*Records for this task:*
╭──

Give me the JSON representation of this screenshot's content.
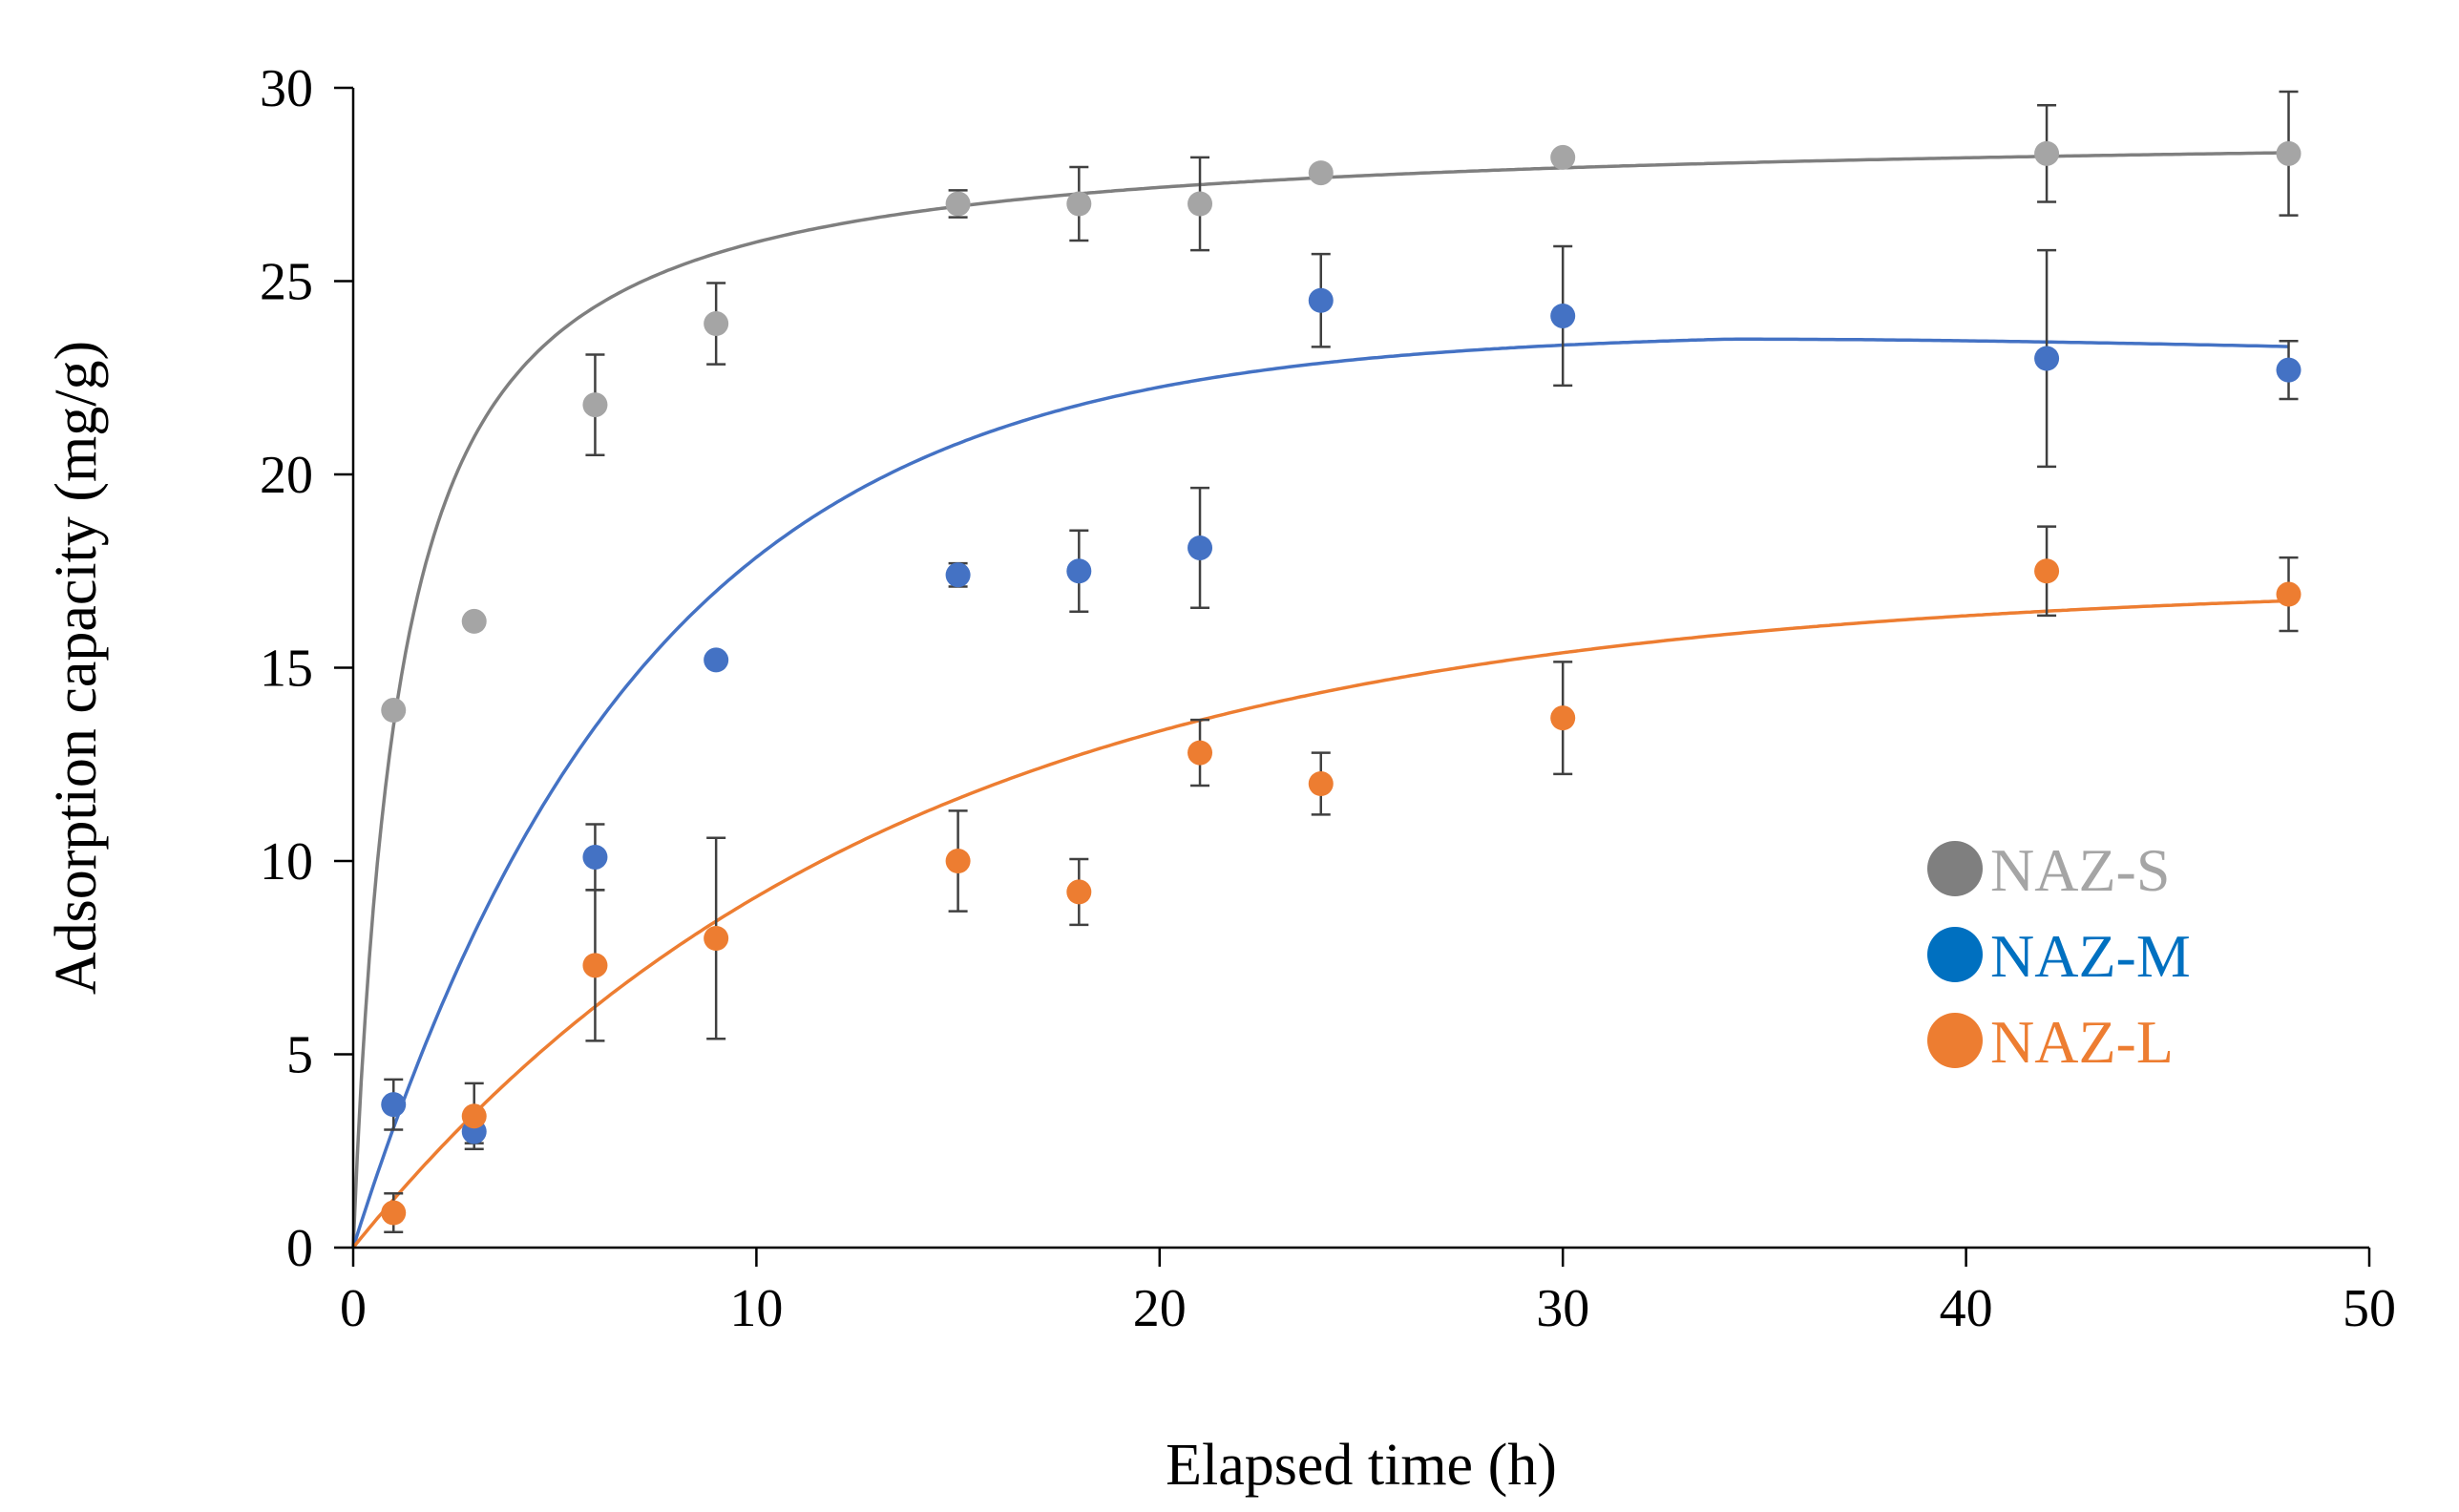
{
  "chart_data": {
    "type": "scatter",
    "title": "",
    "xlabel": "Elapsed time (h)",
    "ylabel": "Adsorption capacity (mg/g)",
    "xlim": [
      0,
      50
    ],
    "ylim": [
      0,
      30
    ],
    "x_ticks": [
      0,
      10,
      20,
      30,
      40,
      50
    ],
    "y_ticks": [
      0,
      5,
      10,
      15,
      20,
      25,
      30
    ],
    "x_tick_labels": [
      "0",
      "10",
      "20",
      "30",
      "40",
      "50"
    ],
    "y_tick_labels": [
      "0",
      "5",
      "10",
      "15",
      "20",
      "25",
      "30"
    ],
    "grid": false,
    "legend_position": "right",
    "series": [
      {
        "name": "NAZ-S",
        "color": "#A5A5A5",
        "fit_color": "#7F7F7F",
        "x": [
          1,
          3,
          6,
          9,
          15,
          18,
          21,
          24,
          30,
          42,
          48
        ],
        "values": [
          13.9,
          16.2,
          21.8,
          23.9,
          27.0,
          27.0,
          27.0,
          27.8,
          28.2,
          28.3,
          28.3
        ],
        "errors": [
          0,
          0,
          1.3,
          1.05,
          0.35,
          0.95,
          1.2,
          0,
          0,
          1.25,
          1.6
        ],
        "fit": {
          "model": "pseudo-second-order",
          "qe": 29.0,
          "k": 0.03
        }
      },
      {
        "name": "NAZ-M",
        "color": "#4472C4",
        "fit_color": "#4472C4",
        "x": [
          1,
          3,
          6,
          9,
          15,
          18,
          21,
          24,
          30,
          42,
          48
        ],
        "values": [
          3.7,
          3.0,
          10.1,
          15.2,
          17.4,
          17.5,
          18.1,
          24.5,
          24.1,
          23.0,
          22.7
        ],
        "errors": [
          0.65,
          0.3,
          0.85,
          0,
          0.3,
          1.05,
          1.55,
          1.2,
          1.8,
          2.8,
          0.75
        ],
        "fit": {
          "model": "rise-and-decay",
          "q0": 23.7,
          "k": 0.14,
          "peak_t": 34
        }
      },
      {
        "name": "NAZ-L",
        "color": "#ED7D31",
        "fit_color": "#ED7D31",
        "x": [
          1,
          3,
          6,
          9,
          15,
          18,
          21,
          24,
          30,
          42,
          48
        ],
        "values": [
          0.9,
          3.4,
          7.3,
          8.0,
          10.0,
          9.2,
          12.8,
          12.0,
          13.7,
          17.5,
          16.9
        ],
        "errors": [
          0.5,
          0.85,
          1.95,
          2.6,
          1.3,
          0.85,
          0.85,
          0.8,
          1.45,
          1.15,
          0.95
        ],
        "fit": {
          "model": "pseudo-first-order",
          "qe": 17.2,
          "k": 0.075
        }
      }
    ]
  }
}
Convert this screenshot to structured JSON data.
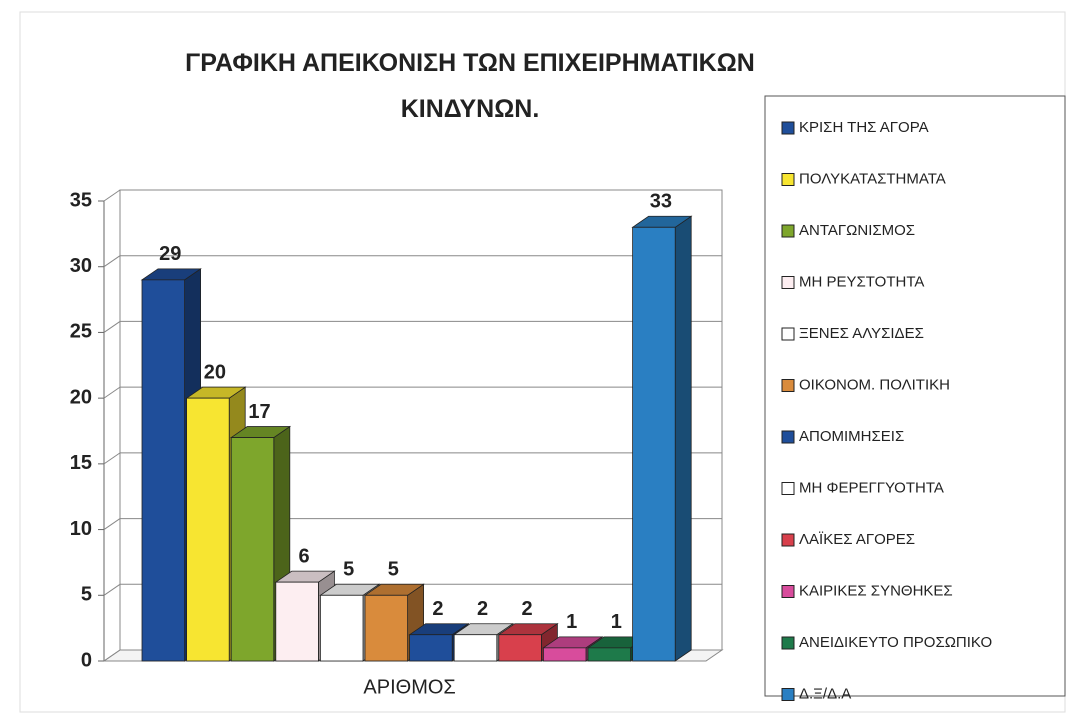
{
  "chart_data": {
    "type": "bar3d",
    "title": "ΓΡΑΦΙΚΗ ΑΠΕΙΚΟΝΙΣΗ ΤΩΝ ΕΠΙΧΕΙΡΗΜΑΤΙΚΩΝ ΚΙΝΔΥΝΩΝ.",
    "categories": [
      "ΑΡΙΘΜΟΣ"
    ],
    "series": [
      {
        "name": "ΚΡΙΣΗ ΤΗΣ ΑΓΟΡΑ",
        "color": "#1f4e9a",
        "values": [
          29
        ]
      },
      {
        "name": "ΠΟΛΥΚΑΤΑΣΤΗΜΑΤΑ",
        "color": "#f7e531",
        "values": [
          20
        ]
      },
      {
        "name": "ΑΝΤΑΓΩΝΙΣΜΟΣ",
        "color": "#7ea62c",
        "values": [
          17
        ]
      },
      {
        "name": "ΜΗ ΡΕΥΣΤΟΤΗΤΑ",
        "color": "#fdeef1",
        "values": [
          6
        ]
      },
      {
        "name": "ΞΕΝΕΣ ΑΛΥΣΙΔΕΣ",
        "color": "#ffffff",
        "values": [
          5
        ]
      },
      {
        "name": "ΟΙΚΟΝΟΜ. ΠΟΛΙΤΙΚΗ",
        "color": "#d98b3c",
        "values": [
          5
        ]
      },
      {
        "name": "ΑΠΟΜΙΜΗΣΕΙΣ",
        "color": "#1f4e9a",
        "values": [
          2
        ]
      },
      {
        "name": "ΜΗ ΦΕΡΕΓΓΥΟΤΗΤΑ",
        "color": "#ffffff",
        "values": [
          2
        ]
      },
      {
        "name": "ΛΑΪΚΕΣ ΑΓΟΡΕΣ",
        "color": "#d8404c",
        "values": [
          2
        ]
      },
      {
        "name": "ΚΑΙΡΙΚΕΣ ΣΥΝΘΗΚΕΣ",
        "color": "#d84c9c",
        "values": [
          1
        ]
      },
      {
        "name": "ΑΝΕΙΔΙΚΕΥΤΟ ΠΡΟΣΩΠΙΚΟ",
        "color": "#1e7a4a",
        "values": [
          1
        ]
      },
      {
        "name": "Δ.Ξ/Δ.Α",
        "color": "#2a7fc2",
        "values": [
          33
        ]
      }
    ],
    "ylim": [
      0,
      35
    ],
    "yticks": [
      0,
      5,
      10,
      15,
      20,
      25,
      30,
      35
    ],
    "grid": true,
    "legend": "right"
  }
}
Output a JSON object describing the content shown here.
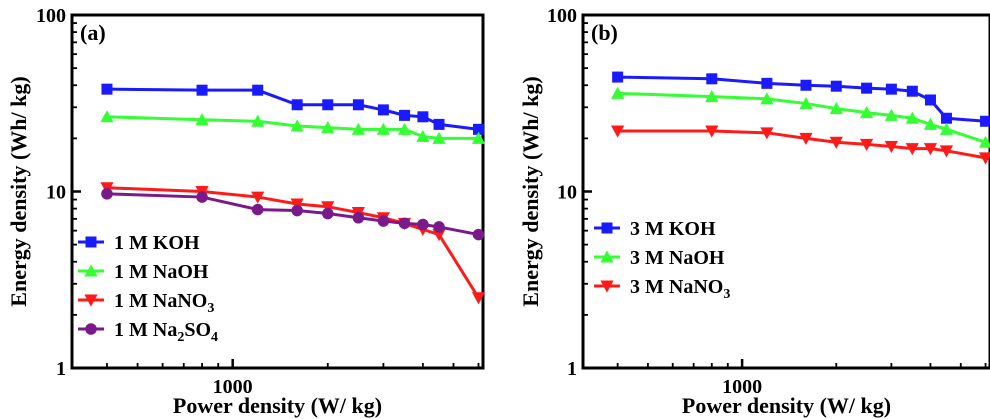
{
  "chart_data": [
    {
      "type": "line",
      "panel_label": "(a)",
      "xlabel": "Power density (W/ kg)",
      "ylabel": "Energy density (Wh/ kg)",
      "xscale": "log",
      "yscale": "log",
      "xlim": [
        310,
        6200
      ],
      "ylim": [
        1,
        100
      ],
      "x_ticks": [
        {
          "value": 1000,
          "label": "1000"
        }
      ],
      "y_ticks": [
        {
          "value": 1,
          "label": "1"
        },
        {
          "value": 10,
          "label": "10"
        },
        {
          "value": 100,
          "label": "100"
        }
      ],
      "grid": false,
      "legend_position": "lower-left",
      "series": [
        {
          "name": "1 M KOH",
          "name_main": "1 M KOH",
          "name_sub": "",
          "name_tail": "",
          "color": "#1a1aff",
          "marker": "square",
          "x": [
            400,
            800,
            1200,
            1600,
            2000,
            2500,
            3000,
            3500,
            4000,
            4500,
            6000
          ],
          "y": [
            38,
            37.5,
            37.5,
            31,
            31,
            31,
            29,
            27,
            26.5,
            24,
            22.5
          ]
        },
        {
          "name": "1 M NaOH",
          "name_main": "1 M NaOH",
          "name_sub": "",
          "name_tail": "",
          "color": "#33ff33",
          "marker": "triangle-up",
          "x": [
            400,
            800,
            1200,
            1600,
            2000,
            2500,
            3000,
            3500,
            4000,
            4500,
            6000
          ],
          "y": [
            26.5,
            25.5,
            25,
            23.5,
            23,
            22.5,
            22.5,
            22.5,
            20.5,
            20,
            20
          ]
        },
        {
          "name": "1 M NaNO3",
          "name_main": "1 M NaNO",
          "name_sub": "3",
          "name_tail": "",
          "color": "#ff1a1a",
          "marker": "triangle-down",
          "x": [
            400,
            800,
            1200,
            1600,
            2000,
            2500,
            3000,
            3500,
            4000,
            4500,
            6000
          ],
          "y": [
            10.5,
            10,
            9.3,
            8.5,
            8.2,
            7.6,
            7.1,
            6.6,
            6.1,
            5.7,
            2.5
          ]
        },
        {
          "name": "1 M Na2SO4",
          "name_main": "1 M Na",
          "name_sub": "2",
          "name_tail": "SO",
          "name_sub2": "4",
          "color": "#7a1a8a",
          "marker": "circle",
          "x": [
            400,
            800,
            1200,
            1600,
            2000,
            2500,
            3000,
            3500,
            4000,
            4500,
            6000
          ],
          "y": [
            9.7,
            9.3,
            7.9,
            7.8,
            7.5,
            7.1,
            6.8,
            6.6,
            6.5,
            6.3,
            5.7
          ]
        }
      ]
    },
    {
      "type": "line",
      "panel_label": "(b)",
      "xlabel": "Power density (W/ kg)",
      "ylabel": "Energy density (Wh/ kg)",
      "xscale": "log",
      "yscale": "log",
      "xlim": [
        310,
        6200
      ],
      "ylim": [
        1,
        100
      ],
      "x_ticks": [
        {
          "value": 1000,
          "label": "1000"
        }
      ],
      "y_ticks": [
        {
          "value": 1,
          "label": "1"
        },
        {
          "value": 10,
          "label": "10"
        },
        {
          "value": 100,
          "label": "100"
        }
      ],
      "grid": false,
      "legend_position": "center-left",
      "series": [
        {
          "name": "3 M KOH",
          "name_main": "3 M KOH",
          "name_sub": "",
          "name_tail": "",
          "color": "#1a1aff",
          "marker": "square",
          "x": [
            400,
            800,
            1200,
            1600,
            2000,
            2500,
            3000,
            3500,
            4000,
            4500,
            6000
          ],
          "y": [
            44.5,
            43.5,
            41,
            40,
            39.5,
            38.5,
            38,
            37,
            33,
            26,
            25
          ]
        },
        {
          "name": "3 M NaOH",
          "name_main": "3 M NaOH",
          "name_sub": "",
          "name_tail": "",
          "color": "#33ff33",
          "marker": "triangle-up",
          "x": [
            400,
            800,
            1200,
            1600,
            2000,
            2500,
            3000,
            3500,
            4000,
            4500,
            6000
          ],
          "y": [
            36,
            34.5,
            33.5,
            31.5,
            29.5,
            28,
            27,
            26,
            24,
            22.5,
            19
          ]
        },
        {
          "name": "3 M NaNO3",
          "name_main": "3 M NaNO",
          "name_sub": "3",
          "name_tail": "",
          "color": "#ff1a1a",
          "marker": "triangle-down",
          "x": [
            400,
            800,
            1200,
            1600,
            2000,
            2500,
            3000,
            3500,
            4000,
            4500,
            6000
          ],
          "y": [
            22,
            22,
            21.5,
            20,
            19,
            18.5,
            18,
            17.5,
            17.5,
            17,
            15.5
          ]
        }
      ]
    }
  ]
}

╰──

*Work to do:* From the entries above, extract each line containing "JSON".

*Answer to this problem:*
Give me the JSON representation of this screenshot's content.
Convert this screenshot to structured JSON data.
Output a JSON object describing the content shown here.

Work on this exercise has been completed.